WHAT NEEDS TO BE DONE:
Find and copy each line of the records where the string "this" shows up.
— Begin SUPPLIED MATERIAL —
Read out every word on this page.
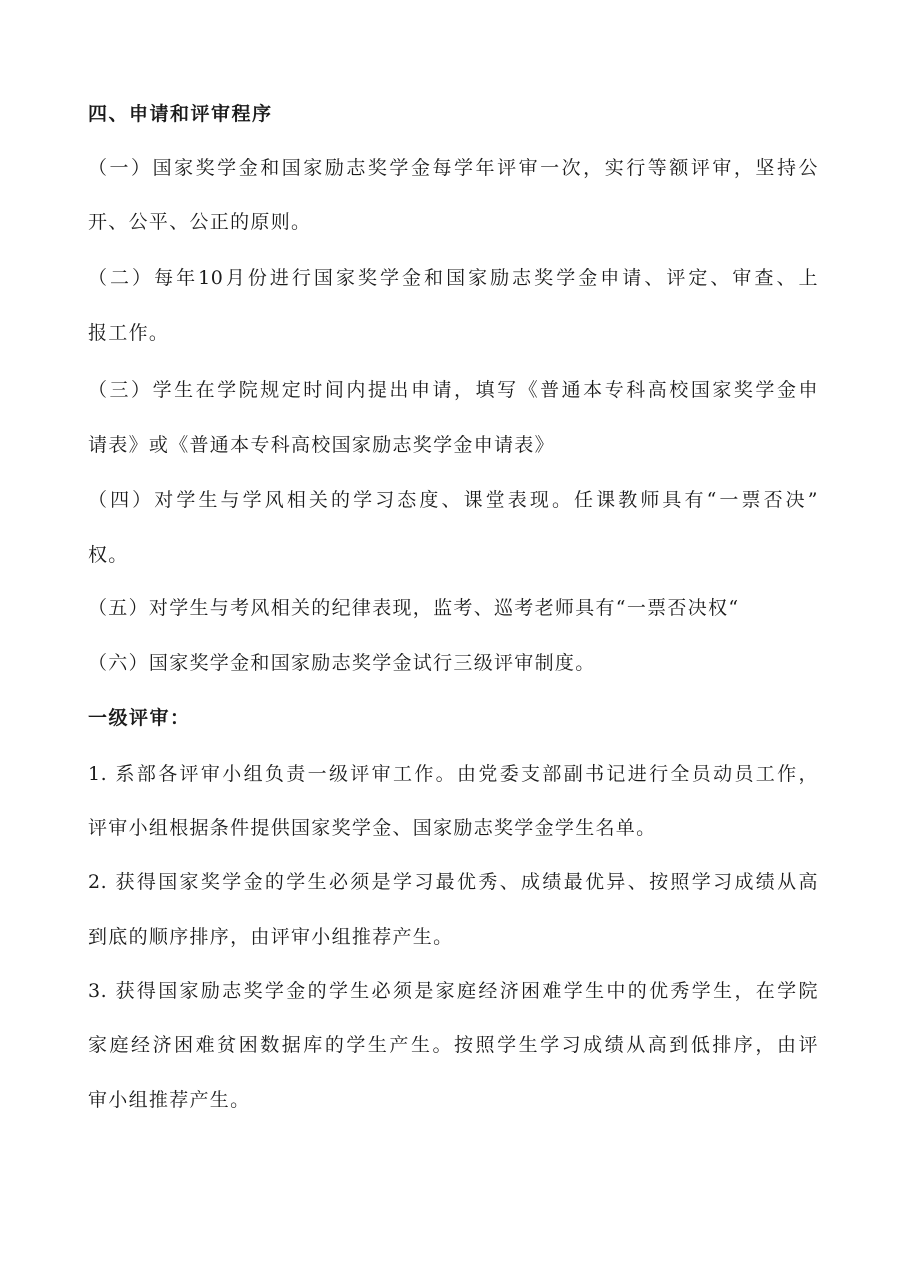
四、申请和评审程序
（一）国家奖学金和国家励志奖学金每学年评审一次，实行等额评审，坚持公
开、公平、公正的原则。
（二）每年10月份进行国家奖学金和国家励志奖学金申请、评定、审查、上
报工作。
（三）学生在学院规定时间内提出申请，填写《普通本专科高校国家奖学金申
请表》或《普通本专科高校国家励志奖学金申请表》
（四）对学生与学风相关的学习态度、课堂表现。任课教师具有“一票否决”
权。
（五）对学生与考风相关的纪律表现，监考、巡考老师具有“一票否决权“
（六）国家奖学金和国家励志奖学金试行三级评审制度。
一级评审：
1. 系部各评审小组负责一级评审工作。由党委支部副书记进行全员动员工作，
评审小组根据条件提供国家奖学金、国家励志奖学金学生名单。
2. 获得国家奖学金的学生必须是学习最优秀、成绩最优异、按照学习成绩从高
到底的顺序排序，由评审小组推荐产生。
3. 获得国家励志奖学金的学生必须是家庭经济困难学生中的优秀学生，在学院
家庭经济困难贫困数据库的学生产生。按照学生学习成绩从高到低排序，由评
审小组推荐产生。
— End SUPPLIED MATERIAL —
— Begin SUPPLIED MATERIAL —
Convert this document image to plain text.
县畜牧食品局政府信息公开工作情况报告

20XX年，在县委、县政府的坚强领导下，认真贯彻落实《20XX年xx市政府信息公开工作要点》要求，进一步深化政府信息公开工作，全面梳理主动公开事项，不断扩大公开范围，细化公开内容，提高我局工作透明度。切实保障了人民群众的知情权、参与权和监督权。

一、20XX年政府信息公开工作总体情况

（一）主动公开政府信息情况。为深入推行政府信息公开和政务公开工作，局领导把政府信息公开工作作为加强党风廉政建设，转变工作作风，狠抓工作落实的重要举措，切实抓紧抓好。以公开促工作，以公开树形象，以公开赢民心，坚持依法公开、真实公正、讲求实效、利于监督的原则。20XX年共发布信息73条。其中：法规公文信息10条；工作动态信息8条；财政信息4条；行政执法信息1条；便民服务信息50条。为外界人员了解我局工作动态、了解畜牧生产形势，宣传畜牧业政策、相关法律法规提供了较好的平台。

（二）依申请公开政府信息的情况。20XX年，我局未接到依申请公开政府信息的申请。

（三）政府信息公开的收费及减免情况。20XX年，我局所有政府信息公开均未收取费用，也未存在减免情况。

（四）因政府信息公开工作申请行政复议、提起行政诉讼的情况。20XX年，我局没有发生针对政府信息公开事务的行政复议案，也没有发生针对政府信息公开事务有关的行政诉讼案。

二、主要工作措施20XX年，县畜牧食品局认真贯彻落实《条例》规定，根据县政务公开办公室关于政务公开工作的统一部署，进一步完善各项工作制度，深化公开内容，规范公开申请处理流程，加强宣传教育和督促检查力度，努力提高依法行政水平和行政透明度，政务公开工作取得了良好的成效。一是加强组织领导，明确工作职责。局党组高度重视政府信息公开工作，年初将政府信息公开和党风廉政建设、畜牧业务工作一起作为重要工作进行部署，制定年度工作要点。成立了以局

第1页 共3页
— End SUPPLIED MATERIAL —
TASK OUTPUT:
Read out every word on this page.
Convert this document image to plain text.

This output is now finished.